● **GOAL**
Report the count of lines where the string "Calls" appears, and nothing else.

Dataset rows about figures
────

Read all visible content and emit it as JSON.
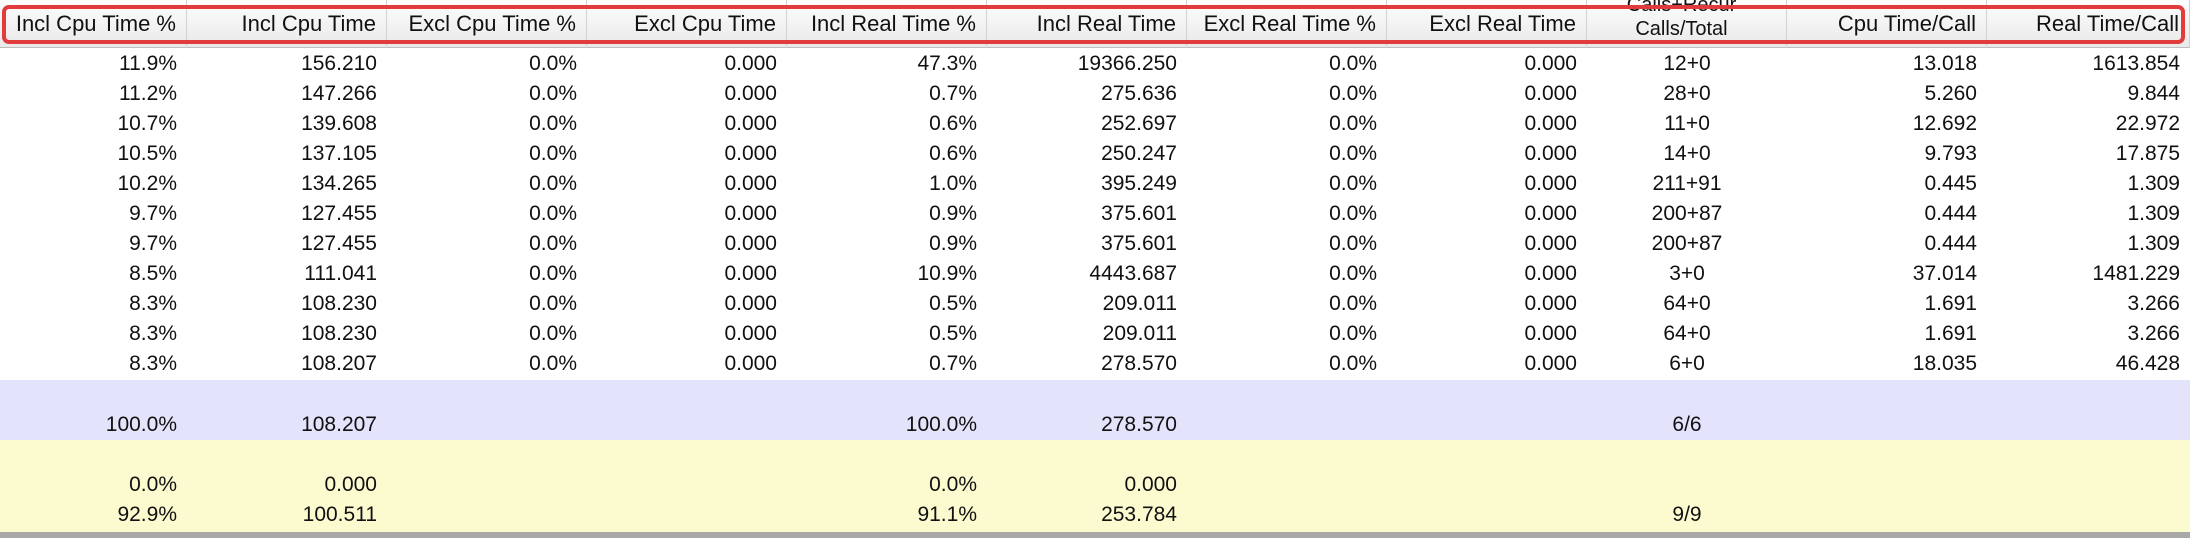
{
  "columns": [
    {
      "label": "Incl Cpu Time %"
    },
    {
      "label": "Incl Cpu Time"
    },
    {
      "label": "Excl Cpu Time %"
    },
    {
      "label": "Excl Cpu Time"
    },
    {
      "label": "Incl Real Time %"
    },
    {
      "label": "Incl Real Time"
    },
    {
      "label": "Excl Real Time %"
    },
    {
      "label": "Excl Real Time"
    },
    {
      "label_line1": "Calls+Recur",
      "label_line2": "Calls/Total"
    },
    {
      "label": "Cpu Time/Call"
    },
    {
      "label": "Real Time/Call"
    }
  ],
  "rows": [
    [
      "11.9%",
      "156.210",
      "0.0%",
      "0.000",
      "47.3%",
      "19366.250",
      "0.0%",
      "0.000",
      "12+0",
      "13.018",
      "1613.854"
    ],
    [
      "11.2%",
      "147.266",
      "0.0%",
      "0.000",
      "0.7%",
      "275.636",
      "0.0%",
      "0.000",
      "28+0",
      "5.260",
      "9.844"
    ],
    [
      "10.7%",
      "139.608",
      "0.0%",
      "0.000",
      "0.6%",
      "252.697",
      "0.0%",
      "0.000",
      "11+0",
      "12.692",
      "22.972"
    ],
    [
      "10.5%",
      "137.105",
      "0.0%",
      "0.000",
      "0.6%",
      "250.247",
      "0.0%",
      "0.000",
      "14+0",
      "9.793",
      "17.875"
    ],
    [
      "10.2%",
      "134.265",
      "0.0%",
      "0.000",
      "1.0%",
      "395.249",
      "0.0%",
      "0.000",
      "211+91",
      "0.445",
      "1.309"
    ],
    [
      "9.7%",
      "127.455",
      "0.0%",
      "0.000",
      "0.9%",
      "375.601",
      "0.0%",
      "0.000",
      "200+87",
      "0.444",
      "1.309"
    ],
    [
      "9.7%",
      "127.455",
      "0.0%",
      "0.000",
      "0.9%",
      "375.601",
      "0.0%",
      "0.000",
      "200+87",
      "0.444",
      "1.309"
    ],
    [
      "8.5%",
      "111.041",
      "0.0%",
      "0.000",
      "10.9%",
      "4443.687",
      "0.0%",
      "0.000",
      "3+0",
      "37.014",
      "1481.229"
    ],
    [
      "8.3%",
      "108.230",
      "0.0%",
      "0.000",
      "0.5%",
      "209.011",
      "0.0%",
      "0.000",
      "64+0",
      "1.691",
      "3.266"
    ],
    [
      "8.3%",
      "108.230",
      "0.0%",
      "0.000",
      "0.5%",
      "209.011",
      "0.0%",
      "0.000",
      "64+0",
      "1.691",
      "3.266"
    ],
    [
      "8.3%",
      "108.207",
      "0.0%",
      "0.000",
      "0.7%",
      "278.570",
      "0.0%",
      "0.000",
      "6+0",
      "18.035",
      "46.428"
    ]
  ],
  "parent_row": [
    "100.0%",
    "108.207",
    "",
    "",
    "100.0%",
    "278.570",
    "",
    "",
    "6/6",
    "",
    ""
  ],
  "child_rows": [
    [
      "0.0%",
      "0.000",
      "",
      "",
      "0.0%",
      "0.000",
      "",
      "",
      "",
      "",
      ""
    ],
    [
      "92.9%",
      "100.511",
      "",
      "",
      "91.1%",
      "253.784",
      "",
      "",
      "9/9",
      "",
      ""
    ]
  ]
}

────

● **RESULT OF THE EXERCISE**
2